## EXERCISE PROMPT
In the notebook text below on synthesizing Hebrew dictionaries, which concordance is listed as a source of word definitions?

## TEXT TO READ
--- Begin ---
# Synthesizing Hebrew Dictionaries

The following notebook iterates over a series of dicitionaries found through open source repositories to create a singular, cohesize reference for words found in the Torah including the following information:

* A variety of word definitions from different souces such as:
    1. Strong's Concordance of the KJV
        1. Unformatted strong's json -> https://raw.githubusercontent.com/openscriptures/strongs/master/hebrew/strongs-hebrew-dictionary.js
        2. Strong's Concordance XML with extra definitions -> https://raw.githubusercontent.com/openscriptures/strongs/master/hebrew/StrongHebrewG.xml
    2. 

In [1]:
#importing the important libraries useful for the following work that will be done here.
import json
import unicodedata
import re
import pprint
from statistics import median
import xml.etree.ElementTree as ET
from bidi.algorithm import get_display
import sys
from dynamodb_json import json_util as dynamo
from boto3.dynamodb.types import TypeSerializer

In [None]:
fileIn = open("definitions/unformatted_strongs.json", "r", encoding="utf-8")
fileOut = open("definitions/added_non_nikud_defs.json", "w", encoding="utf-8")
for line in fileIn:
    hebID = line[:line.index(':')]
    nikud_word = line[line.index('"lemma"') + 9 : line.index('","xlit"')]
    non_nikud_word = "".join([c for c in unicodedata.normalize('NFKD', nikud_word) if not unicodedata.combining(c)])
--- End ---
## AVAILABLE DATA
--- Begin ---
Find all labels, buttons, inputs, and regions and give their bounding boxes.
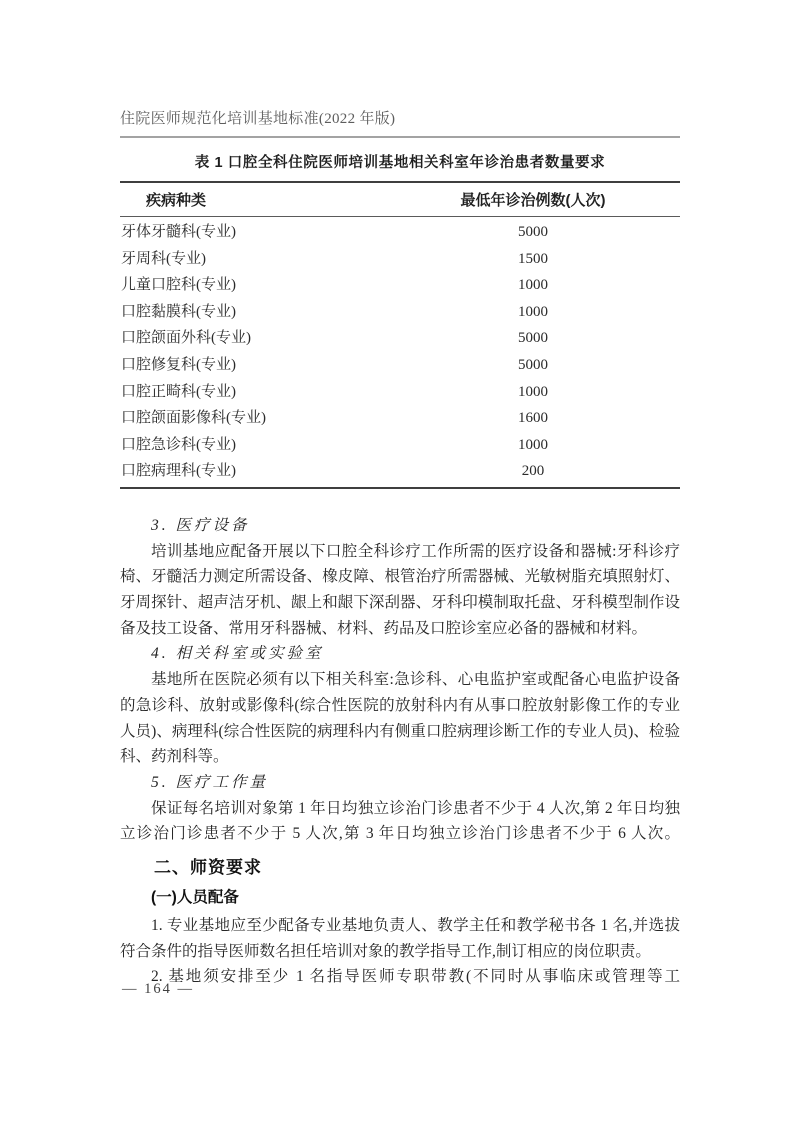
--- End ---
## CORRECT ANSWER
Strong's Concordance of the KJV